GOAL =
Find each line containing the string "Figure" and return it.

THE INPUT =

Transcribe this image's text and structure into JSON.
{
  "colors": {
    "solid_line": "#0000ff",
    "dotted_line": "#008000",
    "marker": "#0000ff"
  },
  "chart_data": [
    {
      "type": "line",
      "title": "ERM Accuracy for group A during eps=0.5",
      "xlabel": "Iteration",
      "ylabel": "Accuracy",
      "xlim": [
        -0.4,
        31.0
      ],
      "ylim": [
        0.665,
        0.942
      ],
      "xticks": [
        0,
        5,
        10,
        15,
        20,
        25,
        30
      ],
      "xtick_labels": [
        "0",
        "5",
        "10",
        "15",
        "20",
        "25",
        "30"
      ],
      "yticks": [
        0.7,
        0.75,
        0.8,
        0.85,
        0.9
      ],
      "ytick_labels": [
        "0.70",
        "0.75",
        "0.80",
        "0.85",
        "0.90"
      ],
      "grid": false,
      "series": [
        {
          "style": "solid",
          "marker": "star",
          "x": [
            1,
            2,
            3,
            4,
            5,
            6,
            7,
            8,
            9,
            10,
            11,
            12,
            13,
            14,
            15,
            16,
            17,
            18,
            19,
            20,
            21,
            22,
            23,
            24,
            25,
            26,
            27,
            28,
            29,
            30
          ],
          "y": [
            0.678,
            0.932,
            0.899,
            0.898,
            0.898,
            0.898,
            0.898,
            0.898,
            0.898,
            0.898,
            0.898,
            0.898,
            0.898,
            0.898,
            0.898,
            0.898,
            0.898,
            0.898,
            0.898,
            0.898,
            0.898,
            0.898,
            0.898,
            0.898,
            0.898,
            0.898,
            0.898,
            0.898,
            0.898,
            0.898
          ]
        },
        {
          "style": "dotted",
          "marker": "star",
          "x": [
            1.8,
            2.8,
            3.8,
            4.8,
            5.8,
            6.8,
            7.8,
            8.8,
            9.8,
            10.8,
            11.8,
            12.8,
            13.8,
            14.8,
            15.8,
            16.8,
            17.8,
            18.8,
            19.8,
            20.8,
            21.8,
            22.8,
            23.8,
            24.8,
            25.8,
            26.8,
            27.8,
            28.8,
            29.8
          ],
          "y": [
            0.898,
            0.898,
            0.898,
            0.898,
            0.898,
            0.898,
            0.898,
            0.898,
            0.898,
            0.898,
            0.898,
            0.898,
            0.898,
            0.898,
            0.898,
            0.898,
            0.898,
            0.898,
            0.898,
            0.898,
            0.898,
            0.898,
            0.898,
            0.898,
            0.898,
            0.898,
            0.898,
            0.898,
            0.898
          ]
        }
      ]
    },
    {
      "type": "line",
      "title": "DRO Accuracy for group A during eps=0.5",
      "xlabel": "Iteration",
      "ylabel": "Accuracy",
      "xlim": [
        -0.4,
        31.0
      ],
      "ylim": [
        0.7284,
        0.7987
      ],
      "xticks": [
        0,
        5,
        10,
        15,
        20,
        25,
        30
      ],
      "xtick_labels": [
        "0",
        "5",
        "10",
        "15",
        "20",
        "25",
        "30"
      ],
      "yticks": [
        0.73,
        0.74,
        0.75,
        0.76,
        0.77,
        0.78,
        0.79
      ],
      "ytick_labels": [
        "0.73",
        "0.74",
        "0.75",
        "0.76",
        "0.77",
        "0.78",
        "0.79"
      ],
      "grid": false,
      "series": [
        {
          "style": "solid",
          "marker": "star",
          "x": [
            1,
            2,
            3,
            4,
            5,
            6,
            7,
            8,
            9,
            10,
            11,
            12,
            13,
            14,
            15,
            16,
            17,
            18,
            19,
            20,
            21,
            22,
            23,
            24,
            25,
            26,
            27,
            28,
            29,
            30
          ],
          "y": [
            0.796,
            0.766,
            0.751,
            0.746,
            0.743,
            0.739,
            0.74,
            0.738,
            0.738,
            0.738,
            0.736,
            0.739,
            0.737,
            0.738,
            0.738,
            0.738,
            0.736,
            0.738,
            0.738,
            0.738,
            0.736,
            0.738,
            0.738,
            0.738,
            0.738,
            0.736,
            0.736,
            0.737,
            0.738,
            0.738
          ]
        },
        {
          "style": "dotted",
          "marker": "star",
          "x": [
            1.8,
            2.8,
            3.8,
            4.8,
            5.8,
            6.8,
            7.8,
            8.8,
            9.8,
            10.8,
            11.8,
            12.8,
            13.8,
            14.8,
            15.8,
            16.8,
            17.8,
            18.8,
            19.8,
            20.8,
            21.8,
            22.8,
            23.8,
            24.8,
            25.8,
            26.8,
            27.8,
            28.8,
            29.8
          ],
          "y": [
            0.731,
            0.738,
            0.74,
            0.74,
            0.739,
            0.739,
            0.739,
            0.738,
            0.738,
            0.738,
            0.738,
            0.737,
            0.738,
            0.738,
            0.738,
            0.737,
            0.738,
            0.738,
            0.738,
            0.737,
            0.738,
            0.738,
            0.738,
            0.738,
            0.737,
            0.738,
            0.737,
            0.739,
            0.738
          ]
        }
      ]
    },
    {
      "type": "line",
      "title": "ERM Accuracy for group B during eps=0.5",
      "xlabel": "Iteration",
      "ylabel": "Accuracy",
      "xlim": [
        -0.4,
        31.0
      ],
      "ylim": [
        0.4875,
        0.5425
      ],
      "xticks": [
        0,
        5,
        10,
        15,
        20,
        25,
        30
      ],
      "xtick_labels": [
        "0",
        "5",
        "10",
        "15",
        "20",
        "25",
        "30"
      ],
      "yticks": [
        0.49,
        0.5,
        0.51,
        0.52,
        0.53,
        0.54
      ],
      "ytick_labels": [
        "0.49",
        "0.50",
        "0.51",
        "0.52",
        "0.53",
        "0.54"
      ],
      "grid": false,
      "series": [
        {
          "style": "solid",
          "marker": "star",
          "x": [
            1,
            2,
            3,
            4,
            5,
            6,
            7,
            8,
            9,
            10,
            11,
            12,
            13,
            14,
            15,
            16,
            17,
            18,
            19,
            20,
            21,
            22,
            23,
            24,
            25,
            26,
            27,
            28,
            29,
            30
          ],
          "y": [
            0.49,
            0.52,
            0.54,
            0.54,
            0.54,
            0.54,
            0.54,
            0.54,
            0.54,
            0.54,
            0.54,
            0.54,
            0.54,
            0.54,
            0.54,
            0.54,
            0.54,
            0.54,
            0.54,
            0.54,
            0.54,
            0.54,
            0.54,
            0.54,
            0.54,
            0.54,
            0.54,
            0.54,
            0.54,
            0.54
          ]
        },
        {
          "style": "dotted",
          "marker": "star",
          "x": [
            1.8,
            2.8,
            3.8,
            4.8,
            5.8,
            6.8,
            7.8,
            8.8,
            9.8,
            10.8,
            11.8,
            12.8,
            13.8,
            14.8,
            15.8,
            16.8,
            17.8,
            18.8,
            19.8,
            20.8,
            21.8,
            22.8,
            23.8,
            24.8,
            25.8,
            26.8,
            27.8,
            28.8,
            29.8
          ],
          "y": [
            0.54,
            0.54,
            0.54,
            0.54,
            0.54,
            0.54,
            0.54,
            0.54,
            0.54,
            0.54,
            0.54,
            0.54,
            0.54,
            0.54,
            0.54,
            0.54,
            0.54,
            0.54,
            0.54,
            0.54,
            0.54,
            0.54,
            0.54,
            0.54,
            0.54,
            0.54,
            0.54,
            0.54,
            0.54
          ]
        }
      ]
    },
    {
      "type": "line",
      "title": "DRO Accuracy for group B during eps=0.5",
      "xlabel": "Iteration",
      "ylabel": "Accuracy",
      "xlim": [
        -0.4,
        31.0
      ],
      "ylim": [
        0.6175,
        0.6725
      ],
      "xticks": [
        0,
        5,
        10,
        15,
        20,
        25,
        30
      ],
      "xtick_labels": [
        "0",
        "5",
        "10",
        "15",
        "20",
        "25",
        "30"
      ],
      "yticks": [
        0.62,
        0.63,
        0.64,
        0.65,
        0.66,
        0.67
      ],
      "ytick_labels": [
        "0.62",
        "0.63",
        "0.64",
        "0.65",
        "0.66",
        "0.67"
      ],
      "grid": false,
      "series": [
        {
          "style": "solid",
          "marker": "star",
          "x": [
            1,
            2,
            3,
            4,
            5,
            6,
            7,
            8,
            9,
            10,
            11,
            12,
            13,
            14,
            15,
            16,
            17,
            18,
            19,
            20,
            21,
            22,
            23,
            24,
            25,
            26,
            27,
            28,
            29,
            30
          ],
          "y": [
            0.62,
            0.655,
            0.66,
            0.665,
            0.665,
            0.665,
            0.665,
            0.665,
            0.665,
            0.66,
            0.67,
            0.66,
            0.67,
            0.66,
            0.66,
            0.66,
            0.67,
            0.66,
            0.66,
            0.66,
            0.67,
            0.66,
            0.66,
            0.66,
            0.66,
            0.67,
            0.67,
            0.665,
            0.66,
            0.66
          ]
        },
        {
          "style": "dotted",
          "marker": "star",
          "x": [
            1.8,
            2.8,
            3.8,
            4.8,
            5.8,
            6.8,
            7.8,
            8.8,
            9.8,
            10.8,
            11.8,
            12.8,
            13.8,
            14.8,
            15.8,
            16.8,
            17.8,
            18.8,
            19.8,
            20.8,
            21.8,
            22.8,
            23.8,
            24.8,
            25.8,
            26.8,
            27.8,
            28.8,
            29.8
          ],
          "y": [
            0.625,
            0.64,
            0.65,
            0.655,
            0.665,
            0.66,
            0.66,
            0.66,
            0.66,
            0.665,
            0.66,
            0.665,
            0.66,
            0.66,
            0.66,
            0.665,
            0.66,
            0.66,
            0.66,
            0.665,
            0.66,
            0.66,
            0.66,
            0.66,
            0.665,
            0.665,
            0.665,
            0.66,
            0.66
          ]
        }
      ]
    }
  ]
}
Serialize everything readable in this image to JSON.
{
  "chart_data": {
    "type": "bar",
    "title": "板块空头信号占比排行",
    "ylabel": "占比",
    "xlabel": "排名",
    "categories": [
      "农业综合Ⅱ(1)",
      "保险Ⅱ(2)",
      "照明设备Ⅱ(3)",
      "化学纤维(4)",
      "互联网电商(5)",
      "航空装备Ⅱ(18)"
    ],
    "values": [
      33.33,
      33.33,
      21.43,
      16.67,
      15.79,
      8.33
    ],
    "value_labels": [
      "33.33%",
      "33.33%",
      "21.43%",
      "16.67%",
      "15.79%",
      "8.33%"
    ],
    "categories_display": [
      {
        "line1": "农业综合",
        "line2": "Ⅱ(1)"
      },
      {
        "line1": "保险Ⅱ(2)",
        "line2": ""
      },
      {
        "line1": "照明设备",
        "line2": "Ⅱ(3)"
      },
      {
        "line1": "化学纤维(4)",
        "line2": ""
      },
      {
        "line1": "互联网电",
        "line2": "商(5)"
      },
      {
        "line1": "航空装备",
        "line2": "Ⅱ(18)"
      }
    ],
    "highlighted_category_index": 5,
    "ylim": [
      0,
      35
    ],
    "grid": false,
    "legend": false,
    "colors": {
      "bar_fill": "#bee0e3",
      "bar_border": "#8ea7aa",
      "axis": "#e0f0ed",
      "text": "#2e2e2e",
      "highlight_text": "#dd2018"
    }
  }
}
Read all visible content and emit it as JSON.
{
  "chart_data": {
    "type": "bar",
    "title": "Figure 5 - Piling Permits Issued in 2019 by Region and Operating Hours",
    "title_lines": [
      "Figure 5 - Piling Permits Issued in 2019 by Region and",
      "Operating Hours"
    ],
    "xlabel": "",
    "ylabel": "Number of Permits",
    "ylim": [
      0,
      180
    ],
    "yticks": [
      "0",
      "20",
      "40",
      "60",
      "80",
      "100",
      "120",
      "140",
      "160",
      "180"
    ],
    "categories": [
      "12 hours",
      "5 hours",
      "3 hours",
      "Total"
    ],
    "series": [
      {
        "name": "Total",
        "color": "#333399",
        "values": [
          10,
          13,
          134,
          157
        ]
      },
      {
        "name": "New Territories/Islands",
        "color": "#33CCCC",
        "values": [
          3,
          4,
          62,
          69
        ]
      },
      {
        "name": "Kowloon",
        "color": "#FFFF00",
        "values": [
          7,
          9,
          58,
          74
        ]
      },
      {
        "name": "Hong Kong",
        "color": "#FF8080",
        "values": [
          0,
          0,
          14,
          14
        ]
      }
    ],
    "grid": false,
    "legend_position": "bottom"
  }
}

FULL OUTPUT =
    "title": "Figure 5 - Piling Permits Issued in 2019 by Region and Operating Hours",
      "Figure 5 - Piling Permits Issued in 2019 by Region and",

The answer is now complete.